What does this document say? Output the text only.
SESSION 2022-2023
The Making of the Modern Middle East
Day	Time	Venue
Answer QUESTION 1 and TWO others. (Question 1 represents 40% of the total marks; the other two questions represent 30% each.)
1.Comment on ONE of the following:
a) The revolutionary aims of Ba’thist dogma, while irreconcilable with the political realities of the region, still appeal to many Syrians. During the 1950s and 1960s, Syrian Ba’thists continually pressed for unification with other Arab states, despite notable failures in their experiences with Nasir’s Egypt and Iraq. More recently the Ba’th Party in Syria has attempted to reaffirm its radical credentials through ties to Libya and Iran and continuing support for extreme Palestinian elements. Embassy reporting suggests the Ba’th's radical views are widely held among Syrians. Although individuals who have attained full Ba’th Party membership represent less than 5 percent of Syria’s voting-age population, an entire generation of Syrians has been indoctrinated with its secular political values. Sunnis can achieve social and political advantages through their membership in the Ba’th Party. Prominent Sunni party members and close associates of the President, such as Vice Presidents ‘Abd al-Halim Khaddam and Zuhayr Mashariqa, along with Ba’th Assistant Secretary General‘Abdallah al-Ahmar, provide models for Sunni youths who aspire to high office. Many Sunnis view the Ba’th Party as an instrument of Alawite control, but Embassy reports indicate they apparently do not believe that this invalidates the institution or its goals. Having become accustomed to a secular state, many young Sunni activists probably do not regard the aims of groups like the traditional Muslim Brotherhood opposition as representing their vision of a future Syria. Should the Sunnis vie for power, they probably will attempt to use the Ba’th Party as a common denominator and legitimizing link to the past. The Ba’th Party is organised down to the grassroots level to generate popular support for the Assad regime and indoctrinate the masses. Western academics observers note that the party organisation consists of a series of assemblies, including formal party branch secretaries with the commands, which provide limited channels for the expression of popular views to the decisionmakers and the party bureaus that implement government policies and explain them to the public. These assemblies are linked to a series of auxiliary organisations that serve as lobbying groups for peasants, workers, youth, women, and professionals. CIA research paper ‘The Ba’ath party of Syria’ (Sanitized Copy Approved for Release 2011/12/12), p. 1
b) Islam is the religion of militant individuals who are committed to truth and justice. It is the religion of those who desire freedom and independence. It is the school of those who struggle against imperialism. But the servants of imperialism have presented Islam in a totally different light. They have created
_ _ _ _ _ _ _
## GIVEN PROBLEM
Repeat every entry word for word.

## RESPONSE TO THE TASK
What does this document say? Output the text only.
SESSION 2022-2023
The Making of the Modern Middle East
Day	Time	Venue
Answer QUESTION 1 and TWO others. (Question 1 represents 40% of the total marks; the other two questions represent 30% each.)
1.Comment on ONE of the following:
a) The revolutionary aims of Ba’thist dogma, while irreconcilable with the political realities of the region, still appeal to many Syrians. During the 1950s and 1960s, Syrian Ba’thists continually pressed for unification with other Arab states, despite notable failures in their experiences with Nasir’s Egypt and Iraq. More recently the Ba’th Party in Syria has attempted to reaffirm its radical credentials through ties to Libya and Iran and continuing support for extreme Palestinian elements. Embassy reporting suggests the Ba’th's radical views are widely held among Syrians. Although individuals who have attained full Ba’th Party membership represent less than 5 percent of Syria’s voting-age population, an entire generation of Syrians has been indoctrinated with its secular political values. Sunnis can achieve social and political advantages through their membership in the Ba’th Party. Prominent Sunni party members and close associates of the President, such as Vice Presidents ‘Abd al-Halim Khaddam and Zuhayr Mashariqa, along with Ba’th Assistant Secretary General‘Abdallah al-Ahmar, provide models for Sunni youths who aspire to high office. Many Sunnis view the Ba’th Party as an instrument of Alawite control, but Embassy reports indicate they apparently do not believe that this invalidates the institution or its goals. Having become accustomed to a secular state, many young Sunni activists probably do not regard the aims of groups like the traditional Muslim Brotherhood opposition as representing their vision of a future Syria. Should the Sunnis vie for power, they probably will attempt to use the Ba’th Party as a common denominator and legitimizing link to the past. The Ba’th Party is organised down to the grassroots level to generate popular support for the Assad regime and indoctrinate the masses. Western academics observers note that the party organisation consists of a series of assemblies, including formal party branch secretaries with the commands, which provide limited channels for the expression of popular views to the decisionmakers and the party bureaus that implement government policies and explain them to the public. These assemblies are linked to a series of auxiliary organisations that serve as lobbying groups for peasants, workers, youth, women, and professionals. CIA research paper ‘The Ba’ath party of Syria’ (Sanitized Copy Approved for Release 2011/12/12), p. 1
b) Islam is the religion of militant individuals who are committed to truth and justice. It is the religion of those who desire freedom and independence. It is the school of those who struggle against imperialism. But the servants of imperialism have presented Islam in a totally different light. They have created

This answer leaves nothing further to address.